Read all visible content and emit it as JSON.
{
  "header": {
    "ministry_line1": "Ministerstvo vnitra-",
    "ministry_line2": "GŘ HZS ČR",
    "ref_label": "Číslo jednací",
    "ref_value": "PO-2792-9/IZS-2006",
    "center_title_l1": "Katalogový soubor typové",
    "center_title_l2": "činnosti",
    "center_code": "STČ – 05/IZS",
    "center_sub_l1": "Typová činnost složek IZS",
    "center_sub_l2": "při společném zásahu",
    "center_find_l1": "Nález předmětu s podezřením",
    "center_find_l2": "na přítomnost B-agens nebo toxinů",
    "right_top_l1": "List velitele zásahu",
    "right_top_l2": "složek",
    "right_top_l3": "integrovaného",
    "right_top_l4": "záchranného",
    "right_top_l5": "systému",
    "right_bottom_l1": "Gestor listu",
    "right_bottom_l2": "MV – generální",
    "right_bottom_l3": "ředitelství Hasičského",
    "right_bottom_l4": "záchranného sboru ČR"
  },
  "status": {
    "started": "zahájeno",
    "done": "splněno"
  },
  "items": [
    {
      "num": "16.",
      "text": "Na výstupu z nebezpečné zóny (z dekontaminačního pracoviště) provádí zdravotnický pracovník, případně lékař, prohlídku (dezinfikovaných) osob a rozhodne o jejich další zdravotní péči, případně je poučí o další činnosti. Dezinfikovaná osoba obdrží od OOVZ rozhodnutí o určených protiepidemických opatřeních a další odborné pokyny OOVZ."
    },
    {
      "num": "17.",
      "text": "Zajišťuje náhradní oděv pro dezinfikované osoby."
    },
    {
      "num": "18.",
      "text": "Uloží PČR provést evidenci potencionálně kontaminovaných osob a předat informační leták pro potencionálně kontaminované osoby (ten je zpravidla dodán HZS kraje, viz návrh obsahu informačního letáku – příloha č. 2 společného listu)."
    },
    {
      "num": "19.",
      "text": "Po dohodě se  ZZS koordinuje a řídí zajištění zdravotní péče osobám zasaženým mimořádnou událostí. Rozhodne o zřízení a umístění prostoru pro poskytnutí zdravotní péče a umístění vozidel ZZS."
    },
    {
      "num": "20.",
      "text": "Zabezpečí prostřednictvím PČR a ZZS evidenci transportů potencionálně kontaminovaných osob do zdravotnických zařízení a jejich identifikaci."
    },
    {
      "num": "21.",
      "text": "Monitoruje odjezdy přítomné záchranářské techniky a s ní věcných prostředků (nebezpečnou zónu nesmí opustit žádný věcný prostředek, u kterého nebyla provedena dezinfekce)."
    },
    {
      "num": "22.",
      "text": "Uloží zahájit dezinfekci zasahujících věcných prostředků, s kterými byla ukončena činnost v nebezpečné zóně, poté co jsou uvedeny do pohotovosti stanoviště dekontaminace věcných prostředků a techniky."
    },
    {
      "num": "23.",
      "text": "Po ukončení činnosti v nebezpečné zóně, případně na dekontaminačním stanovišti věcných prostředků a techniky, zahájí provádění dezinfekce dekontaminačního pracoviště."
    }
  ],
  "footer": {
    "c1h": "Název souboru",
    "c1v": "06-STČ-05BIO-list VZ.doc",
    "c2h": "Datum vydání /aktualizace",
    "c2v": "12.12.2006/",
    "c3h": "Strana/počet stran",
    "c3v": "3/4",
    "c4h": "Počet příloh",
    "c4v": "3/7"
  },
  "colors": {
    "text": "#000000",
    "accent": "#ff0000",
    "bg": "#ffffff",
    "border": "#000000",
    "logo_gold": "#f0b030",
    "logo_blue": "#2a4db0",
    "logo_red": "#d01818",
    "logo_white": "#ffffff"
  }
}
━━━━━━━━━━━━━━━━
**What is expected**
Once you have checked every line of the material above, return the ones that hold the string "evidenci".

**Solution**
      "text": "Uloží PČR provést evidenci potencionálně kontaminovaných osob a předat informační leták pro potencionálně kontaminované osoby (ten je zpravidla dodán HZS kraje, viz návrh obsahu informačního letáku – příloha č. 2 společného listu)."
      "text": "Zabezpečí prostřednictvím PČR a ZZS evidenci transportů potencionálně kontaminovaných osob do zdravotnických zařízení a jejich identifikaci."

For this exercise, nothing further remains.